- **Source extract**:
----------------------------------------
Thursday, February 6, 2014

Organizations urge President Obama to issue Gainful Employment regulations

A group of 50 organizations, including the American Federation of Teachers,  has written a letter to president Obama and .S. Department of Education officials to "urge the administration to issue promptly a stronger, more effective" set of gainful employment regulations. The group includes higher-education associations, faculty unions, consumer advocates and veterans organizations.

In December a panel of department-appointed negotiators failed to reach consensus on the proposed rules, which would affect vocational programs at for-profit institutions and community colleges. The department is expected to issue its final draft standards in coming months. A period of public comment will follow their release.

The letter began:

Our organizations—which work on behalf of students and college access, veterans, consumers, and civil rights—were heartened by your (President Obama's) remarks last August when you so effectively summed up the problems in the for-profit college industry:

[T]here have been some schools that are notorious for getting students in, getting a bunch of grant money, having those students take out a lot of loans, making big profits, but having really low graduation rates. Students aren’t getting what they need to be prepared for a particular field. They get out of these for-profit schools loaded down with enormous debt. They can’t find a job. They default. The taxpayer ends up holding the bag. Their credit is ruined, and the for-profit institution is making out like a bandit.That’s a problem.

Your administration now has an opportunity to better protect taxpayers and students, including our nation’s veterans, service members and their families, from predatory career education programs. The Education Department is developing draft regulations to enforce the statutory requirement that all career education programs that receive federal funding, whether at for-profit, public or nonprofit colleges, “prepare students for gainful employment in a recognized occupation.” The negotiated rulemaking panel convened last year by the Department to develop the draft regulations was unable to reach consensus. Even after the Department made multiple changes requested by the for-profit college industry representatives that dramatically weakened the draft regulation, the for-profit college industry representatives objected to it. The changes would have made the regulation so weak on predatory colleges and so hard on low-cost, high-performing colleges that not a single negotiator voiced support for the Department’s last proposal.
----------------------------------------
- **Source material**:
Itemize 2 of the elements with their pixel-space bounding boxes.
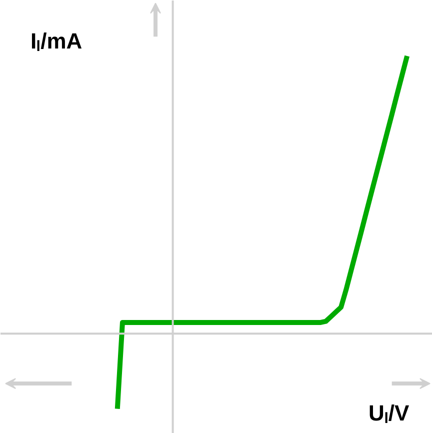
----------------------------------------
- **Problem to solve**:
In the post about the gainful employment regulations, list every type of organization named in the sentence beginning "The group includes".

- **Finished task**:
- Higher-education associations
- Faculty unions
- Consumer advocates
- Veterans organizations